TEXT EXCERPT:
---------------
Altman’s film doesn’t answer. (Shockingly, the Senate committee never makes an appearance.) But 3 Women does remind us of something easy to forget now, when we treat processed food as an obvious villain: for a long time, it wasn’t just food. It was a promise. It was modern life. It was what successful people did.

And that’s the superpower of old-school advertising: it didn’t just sell products—it sold certainty. It sold an identity. It sold the idea that if you followed the directions, your life would come out right.

Because honestly: how else do you talk people into eating stuff that was, frankly, gross?

Amuse-Bouche: New Mexico on the James Beard Semifinalist List

Scroll through the semifinalists for the 2026 James Beard Foundation awards and you get a quick glimpse of how deep the talent pool is—and how brutal the competition can be. Still, a number of New Mexicans landed on the list, including Bow & Arrow Brewing Co., The Burque Bakehouse, Daydream Rum Bar, and Steve Riley of Mesa Provisions (all in Albuquerque); Graham Dodds of NOSA in Ojo Caliente; and Danny Calleros of Ardovino’s Crossing in Sunland Park.

Entrances & Exits: Openings, Closings, and Changes Across the State

  • Buen Provecho in Albuquerque just held the grand opening for its second location in Barelas.
  • Downtown Albuquerque is getting a New York diner concept: David Kaufman of Kaufman’s Coffee & Bagels is teaming up with Humble Coffee to open Kaufman’s Diner next door to the 505 Central Food Hall, with knishes, blintzes, and matzo ball soup alongside espresso drinks.
---------------
RAW DATA:
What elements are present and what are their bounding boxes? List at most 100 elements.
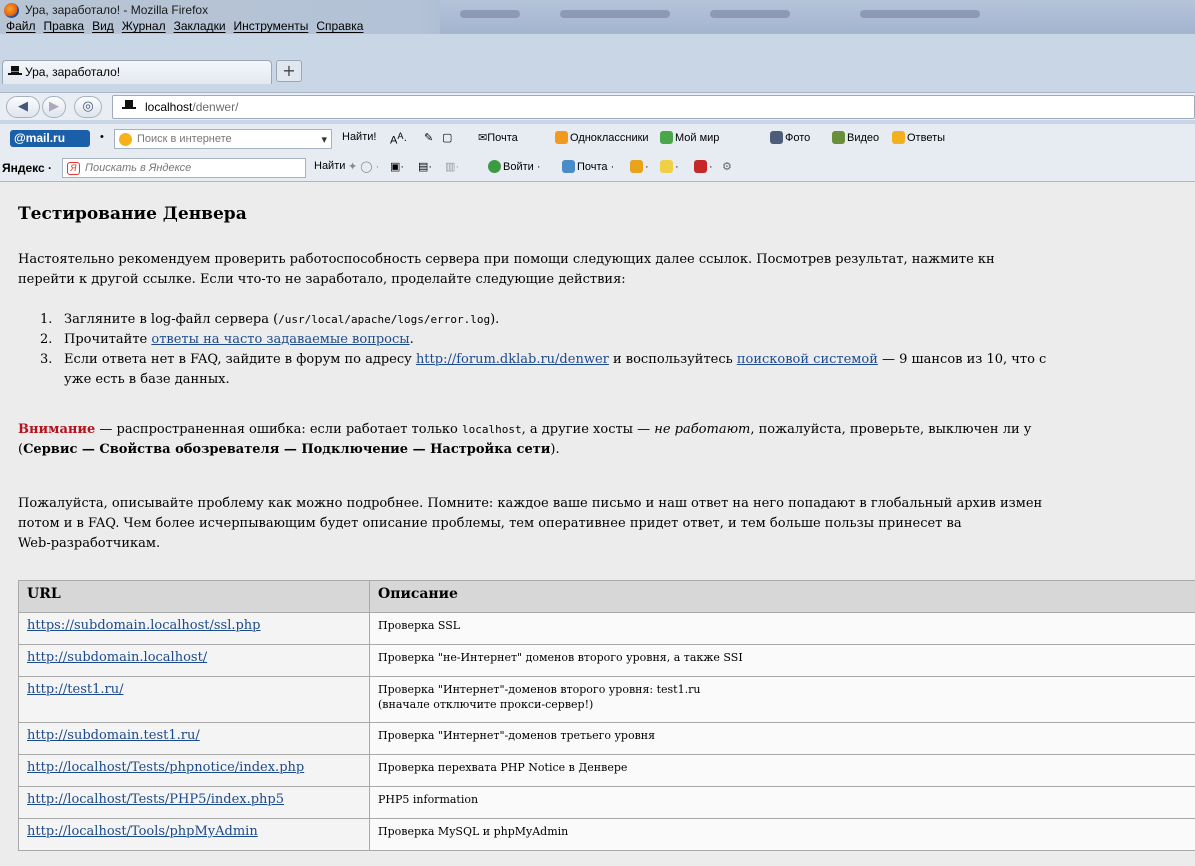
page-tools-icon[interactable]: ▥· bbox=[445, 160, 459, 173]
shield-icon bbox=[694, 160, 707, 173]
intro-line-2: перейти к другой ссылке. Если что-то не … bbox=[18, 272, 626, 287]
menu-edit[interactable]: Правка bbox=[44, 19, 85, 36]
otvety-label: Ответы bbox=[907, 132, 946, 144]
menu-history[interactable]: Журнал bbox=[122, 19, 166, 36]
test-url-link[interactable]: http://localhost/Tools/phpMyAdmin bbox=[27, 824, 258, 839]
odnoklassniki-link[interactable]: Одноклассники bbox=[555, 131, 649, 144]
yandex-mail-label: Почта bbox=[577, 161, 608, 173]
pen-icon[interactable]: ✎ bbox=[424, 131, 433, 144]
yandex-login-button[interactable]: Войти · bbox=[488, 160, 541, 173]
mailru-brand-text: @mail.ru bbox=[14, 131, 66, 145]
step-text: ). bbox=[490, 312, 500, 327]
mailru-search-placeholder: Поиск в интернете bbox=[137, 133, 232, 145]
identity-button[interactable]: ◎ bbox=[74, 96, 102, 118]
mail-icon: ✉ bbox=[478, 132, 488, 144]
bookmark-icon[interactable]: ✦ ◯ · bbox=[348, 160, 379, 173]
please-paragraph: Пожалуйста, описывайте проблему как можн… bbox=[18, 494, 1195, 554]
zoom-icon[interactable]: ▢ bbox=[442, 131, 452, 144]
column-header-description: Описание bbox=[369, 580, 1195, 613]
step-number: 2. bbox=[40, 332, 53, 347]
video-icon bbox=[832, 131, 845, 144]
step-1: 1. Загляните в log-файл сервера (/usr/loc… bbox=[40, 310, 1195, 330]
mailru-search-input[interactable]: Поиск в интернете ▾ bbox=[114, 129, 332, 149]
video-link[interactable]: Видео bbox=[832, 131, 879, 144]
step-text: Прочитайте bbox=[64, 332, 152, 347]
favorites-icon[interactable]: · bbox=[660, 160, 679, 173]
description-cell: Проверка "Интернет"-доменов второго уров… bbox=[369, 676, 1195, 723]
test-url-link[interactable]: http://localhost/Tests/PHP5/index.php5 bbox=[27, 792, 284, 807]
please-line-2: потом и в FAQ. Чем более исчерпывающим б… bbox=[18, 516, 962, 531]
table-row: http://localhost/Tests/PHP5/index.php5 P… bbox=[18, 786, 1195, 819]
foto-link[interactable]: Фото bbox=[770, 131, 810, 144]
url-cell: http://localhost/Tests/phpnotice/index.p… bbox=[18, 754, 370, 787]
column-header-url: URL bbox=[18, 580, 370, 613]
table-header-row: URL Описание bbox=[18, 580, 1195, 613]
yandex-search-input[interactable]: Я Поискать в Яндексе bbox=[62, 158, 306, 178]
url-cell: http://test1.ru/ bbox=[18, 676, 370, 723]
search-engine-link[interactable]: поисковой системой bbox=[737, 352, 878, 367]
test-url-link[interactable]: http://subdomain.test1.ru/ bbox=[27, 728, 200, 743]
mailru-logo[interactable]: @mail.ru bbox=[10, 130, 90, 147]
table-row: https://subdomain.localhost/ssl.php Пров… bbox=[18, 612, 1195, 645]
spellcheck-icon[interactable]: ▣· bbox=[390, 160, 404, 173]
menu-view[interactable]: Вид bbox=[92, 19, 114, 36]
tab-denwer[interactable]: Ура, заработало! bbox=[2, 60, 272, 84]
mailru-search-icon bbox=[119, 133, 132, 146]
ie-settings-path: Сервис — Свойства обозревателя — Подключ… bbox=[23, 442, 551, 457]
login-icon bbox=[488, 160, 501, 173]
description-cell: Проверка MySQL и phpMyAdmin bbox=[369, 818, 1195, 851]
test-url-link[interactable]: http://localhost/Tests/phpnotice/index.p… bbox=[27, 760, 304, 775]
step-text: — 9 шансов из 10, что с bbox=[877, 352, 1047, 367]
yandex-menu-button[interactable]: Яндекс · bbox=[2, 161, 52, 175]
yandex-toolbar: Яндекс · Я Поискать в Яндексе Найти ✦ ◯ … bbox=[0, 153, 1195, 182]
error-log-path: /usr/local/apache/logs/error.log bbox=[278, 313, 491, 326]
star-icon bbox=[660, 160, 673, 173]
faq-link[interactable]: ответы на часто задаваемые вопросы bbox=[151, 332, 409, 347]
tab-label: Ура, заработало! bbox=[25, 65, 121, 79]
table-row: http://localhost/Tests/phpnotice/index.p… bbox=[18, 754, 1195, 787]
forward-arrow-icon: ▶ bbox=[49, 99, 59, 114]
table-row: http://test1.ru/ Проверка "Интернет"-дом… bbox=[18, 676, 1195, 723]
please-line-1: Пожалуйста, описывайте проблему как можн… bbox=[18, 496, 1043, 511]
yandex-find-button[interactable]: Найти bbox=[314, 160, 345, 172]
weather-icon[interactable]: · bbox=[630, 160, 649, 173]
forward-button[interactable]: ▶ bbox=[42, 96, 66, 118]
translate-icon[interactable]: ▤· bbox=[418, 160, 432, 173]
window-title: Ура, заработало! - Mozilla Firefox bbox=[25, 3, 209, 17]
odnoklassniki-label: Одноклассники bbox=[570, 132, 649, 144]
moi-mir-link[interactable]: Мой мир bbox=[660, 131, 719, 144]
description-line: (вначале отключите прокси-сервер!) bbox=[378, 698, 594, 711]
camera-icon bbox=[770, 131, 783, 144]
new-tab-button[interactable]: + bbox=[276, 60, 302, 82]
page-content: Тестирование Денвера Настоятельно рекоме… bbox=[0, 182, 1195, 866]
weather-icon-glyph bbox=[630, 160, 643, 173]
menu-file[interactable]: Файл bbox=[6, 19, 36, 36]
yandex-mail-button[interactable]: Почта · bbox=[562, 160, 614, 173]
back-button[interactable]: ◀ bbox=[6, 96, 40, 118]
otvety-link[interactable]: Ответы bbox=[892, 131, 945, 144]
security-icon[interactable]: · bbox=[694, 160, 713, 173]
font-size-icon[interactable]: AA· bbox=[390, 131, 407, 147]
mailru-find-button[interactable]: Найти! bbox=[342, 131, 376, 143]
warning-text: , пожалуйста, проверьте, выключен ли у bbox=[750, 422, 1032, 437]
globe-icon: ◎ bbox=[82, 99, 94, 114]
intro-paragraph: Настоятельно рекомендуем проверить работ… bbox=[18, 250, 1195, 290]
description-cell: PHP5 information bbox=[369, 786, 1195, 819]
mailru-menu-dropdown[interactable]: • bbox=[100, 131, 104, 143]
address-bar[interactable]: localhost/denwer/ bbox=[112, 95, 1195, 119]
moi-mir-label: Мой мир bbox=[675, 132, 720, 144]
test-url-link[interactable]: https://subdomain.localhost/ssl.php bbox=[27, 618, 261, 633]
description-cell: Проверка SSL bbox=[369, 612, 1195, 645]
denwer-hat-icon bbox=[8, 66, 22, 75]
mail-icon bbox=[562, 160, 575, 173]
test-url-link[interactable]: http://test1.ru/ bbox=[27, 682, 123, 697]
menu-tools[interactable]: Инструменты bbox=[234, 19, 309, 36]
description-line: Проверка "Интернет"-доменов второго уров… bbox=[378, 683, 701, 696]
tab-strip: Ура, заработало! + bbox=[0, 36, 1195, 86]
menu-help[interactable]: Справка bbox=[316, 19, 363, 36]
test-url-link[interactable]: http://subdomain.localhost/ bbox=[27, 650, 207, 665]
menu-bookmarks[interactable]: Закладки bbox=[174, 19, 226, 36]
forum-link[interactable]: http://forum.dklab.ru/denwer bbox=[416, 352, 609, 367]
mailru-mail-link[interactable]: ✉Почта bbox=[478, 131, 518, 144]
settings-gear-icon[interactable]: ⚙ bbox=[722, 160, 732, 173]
---------------
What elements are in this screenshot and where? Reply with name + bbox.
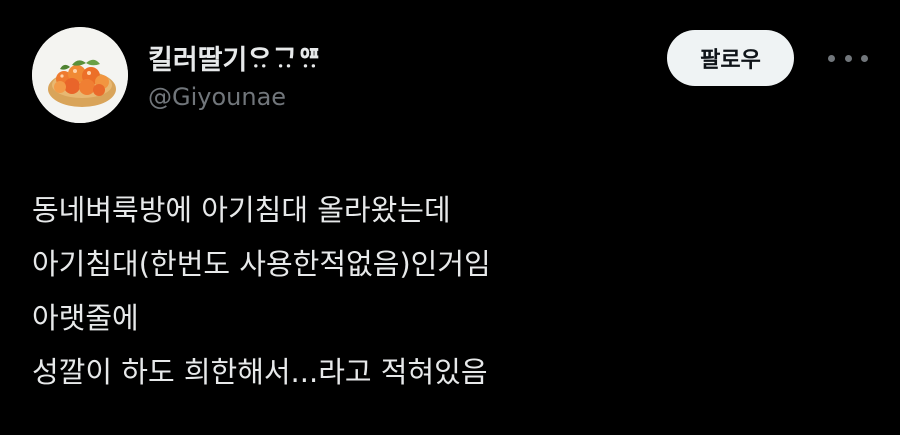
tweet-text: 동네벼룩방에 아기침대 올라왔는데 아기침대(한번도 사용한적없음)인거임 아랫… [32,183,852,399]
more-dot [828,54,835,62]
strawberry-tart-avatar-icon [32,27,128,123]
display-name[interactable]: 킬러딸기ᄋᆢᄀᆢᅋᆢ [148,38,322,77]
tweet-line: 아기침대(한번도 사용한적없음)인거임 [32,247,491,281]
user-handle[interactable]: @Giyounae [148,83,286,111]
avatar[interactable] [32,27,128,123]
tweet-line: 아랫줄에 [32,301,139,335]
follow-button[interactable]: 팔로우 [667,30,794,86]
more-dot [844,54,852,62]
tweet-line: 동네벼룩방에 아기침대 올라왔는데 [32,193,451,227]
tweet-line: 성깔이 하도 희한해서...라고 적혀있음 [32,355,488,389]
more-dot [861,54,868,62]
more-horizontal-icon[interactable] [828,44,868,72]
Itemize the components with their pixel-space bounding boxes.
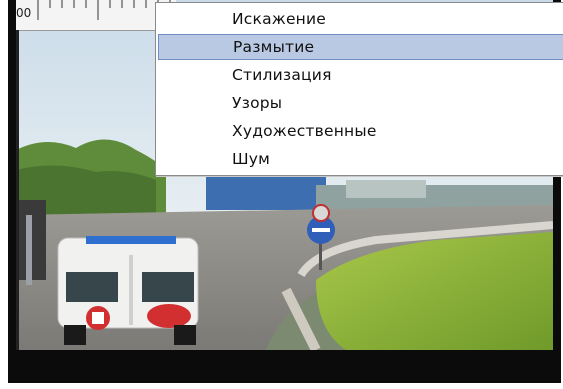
---------------
PROBLEMS AND TASKS:
a - In the food column, which business is Danny Calleros connected with?
b - Please list every New Mexico semifinalist for the 2026 James Beard Foundation awards that the food column names.
c - Pick up the food column where it ends and keep writing.

RESULTS:
a - Ardovino's Crossing in Sunland Park.

b - Bow & Arrow Brewing Co.; The Burque Bakehouse; Daydream Rum Bar; Steve Riley of Mesa Provisions; Graham Dodds of NOSA; Danny Calleros of Ardovino's Crossing

c -
  • La Montañita Food Co-op is closing its Rio Grande location; remaining stock is at least 40 percent off (though some staples were already wiped out). The new store is slated to open at Twelfth and Menaul in February.
  • Tap N Taco, a Rio Rancho taqueria, is opening an Albuquerque spot in an old bank building at 4301 Wyoming NE.
  • The owner of the Cocina Azul locations on Holly and Montgomery has purchased the former Sobremesa space on the Westside. It’s expected to reopen as Blue Mesa, with plans for twenty-seven margaritas, local-brewery beer, and familiar New Mexican classics like chile rellenos.
  • In Santa Fe, winter breaks are ending and doors are reopening: Horno is back Monday, promising specials inspired by travels in Mexico City.
  • Also in Santa Fe, Chef Marc Quiñones’s winter residency at La Fonda on the Plaza has evolved into a full-time position.
  • Hot Dawgin, the Rinconada food truck split between Italian beef sandwiches and Frito pies, is reopened for the season.
  • In Taos, longtime owners Gin and Hiromi Hattori have retired and Sushi la Hattori closed late last year—but their sushi chef, Gustavo, has opened O’Hashi Sushi with a new partner in the upstairs space that used to house Mondo Italiano at 832 Paseo del Pueblo Sur.

Occasions: Mark the Calendar

  • February 5: The Stakeout in Taos hosts Alpine Wine & Dine, with guest chefs that include Zak Pelaccio and Stella Achenbach of Leo’s in Santa Fe, plus Zach Wade of Cosmica (Salt Lake City). Austrian wines, Tyrolean food, and mountain views.
  • That dinner is part of the Taos Winter Wine Fest (February 5–7), which includes seminars, grand tastings, and additional wine dinners—like an evening at The Love Apple featuring Amevive wines from Santa Barbara.
  • Saturday, February 7: The Southwest Organizing Project hosts Spreading the Love of Chile at 3400 Ross Ave SE in Albuquerque, featuring chile processing, chile making, and conversation about cultural traditions.
  • February 10: Canteen Brewery’s Cake and Beer event pairs four beer samples with four cake bites, plus a pint of your choice, for $25.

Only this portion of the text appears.